— Start Data to process —

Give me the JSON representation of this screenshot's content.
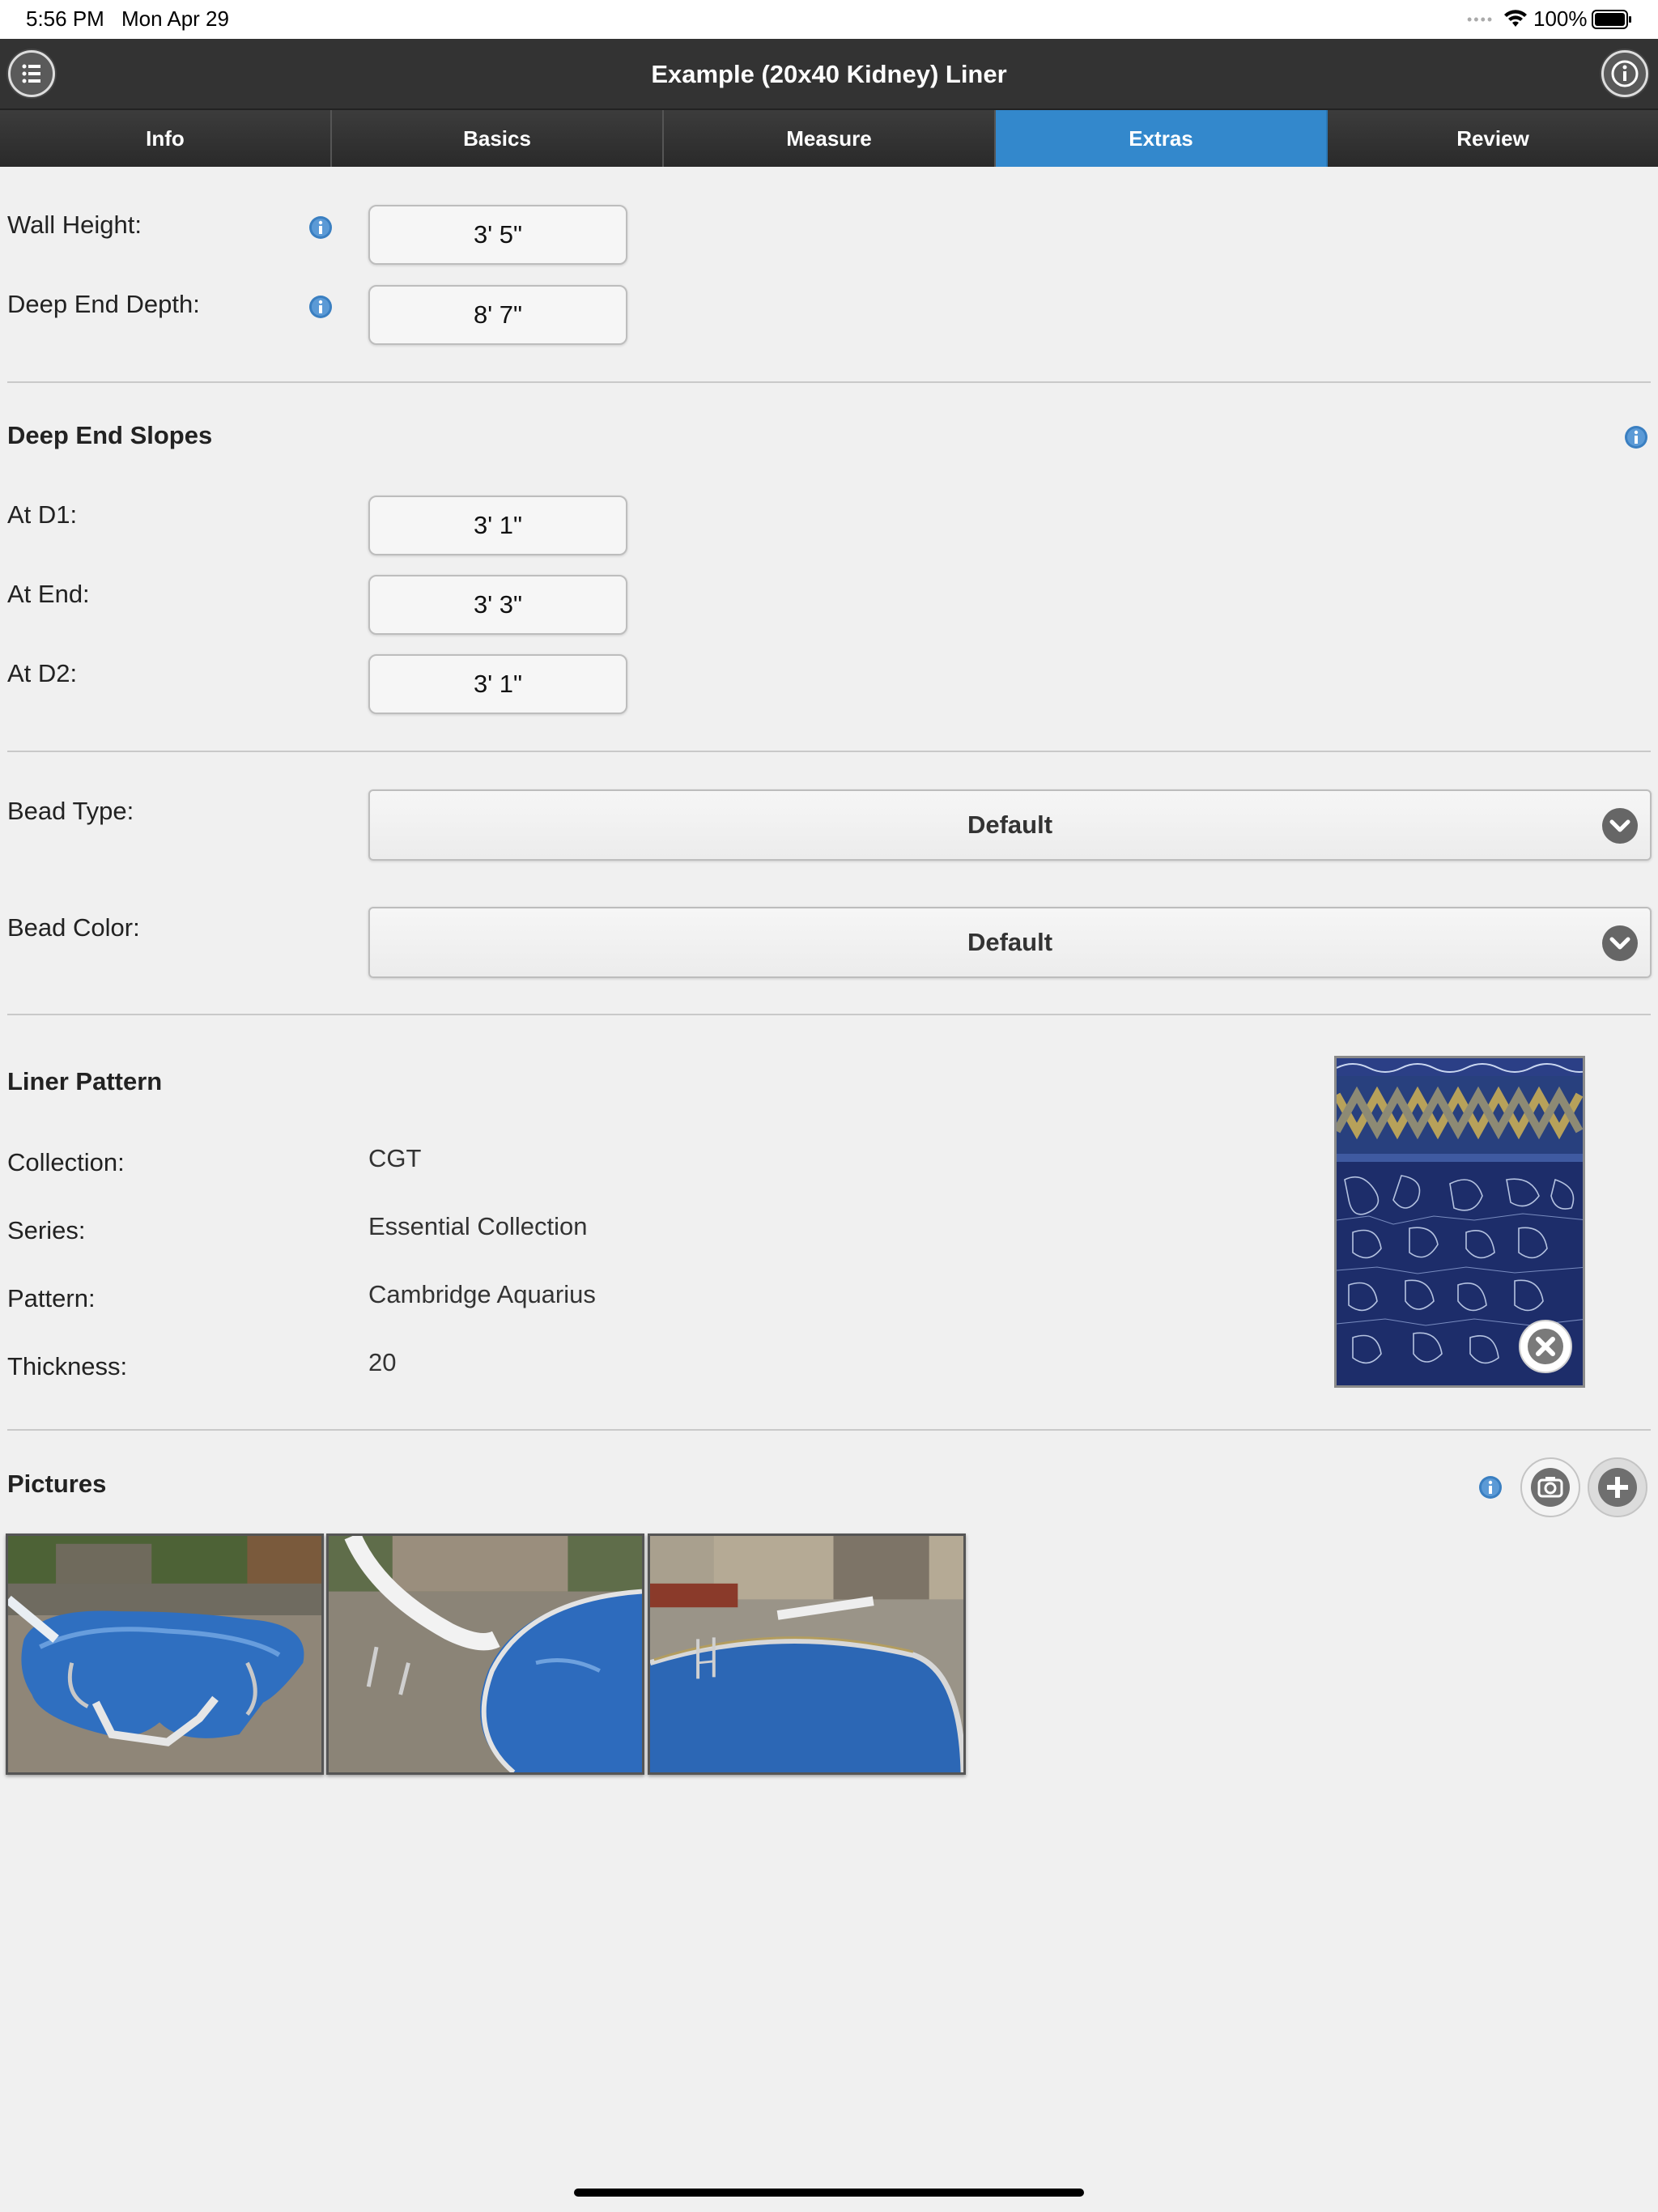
{
  "status_bar": {
    "time": "5:56 PM",
    "date": "Mon Apr 29",
    "battery": "100%"
  },
  "header": {
    "title": "Example (20x40 Kidney) Liner"
  },
  "tabs": [
    {
      "label": "Info"
    },
    {
      "label": "Basics"
    },
    {
      "label": "Measure"
    },
    {
      "label": "Extras",
      "active": true
    },
    {
      "label": "Review"
    }
  ],
  "dimensions": {
    "wall_height": {
      "label": "Wall Height:",
      "value": "3' 5\""
    },
    "deep_end_depth": {
      "label": "Deep End Depth:",
      "value": "8' 7\""
    }
  },
  "slopes": {
    "title": "Deep End Slopes",
    "at_d1": {
      "label": "At D1:",
      "value": "3' 1\""
    },
    "at_end": {
      "label": "At End:",
      "value": "3' 3\""
    },
    "at_d2": {
      "label": "At D2:",
      "value": "3' 1\""
    }
  },
  "bead": {
    "type": {
      "label": "Bead Type:",
      "value": "Default"
    },
    "color": {
      "label": "Bead Color:",
      "value": "Default"
    }
  },
  "liner_pattern": {
    "title": "Liner Pattern",
    "collection": {
      "label": "Collection:",
      "value": "CGT"
    },
    "series": {
      "label": "Series:",
      "value": "Essential Collection"
    },
    "pattern": {
      "label": "Pattern:",
      "value": "Cambridge Aquarius"
    },
    "thickness": {
      "label": "Thickness:",
      "value": "20"
    }
  },
  "pictures": {
    "title": "Pictures",
    "count": 3
  },
  "icons": {
    "menu": "list-icon",
    "about": "info-circle-icon",
    "info": "info-icon",
    "dropdown": "chevron-down-icon",
    "remove": "close-circle-icon",
    "camera": "camera-icon",
    "add": "plus-icon"
  },
  "colors": {
    "header": "#333333",
    "active_tab": "#3388cc",
    "info_blue": "#3a7fc1"
  }
}
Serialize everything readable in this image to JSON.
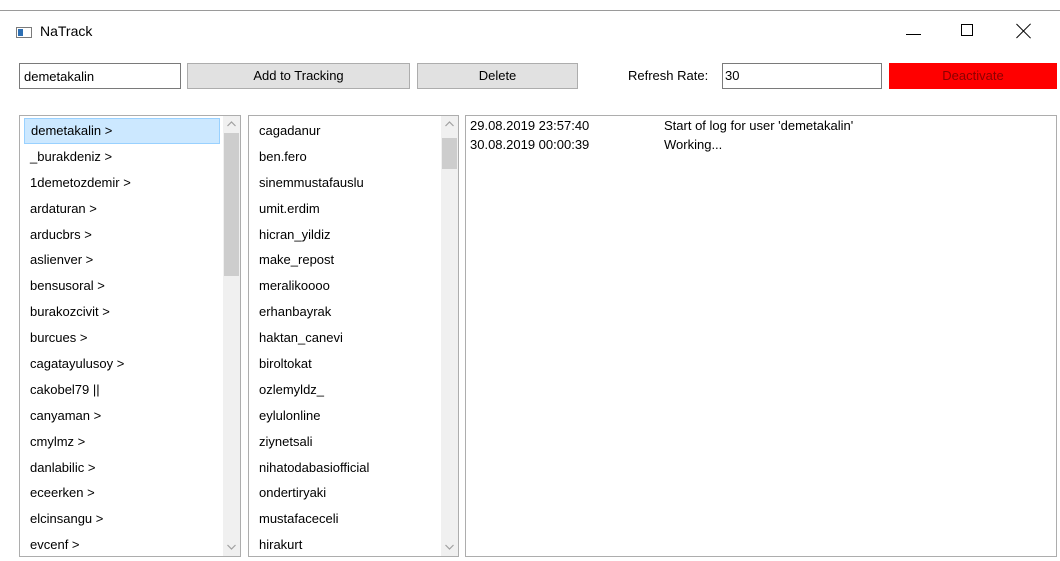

— End Data to process —

**What you should do:** List all lines in the material containing the string "value".

**Exercise solution:**
      "value": "3' 5\""
      "value": "8' 7\""
      "value": "3' 1\""
      "value": "3' 3\""
      "value": "3' 1\""
      "value": "Default"
      "value": "Default"
      "value": "CGT"
      "value": "Essential Collection"
      "value": "Cambridge Aquarius"
      "value": "20"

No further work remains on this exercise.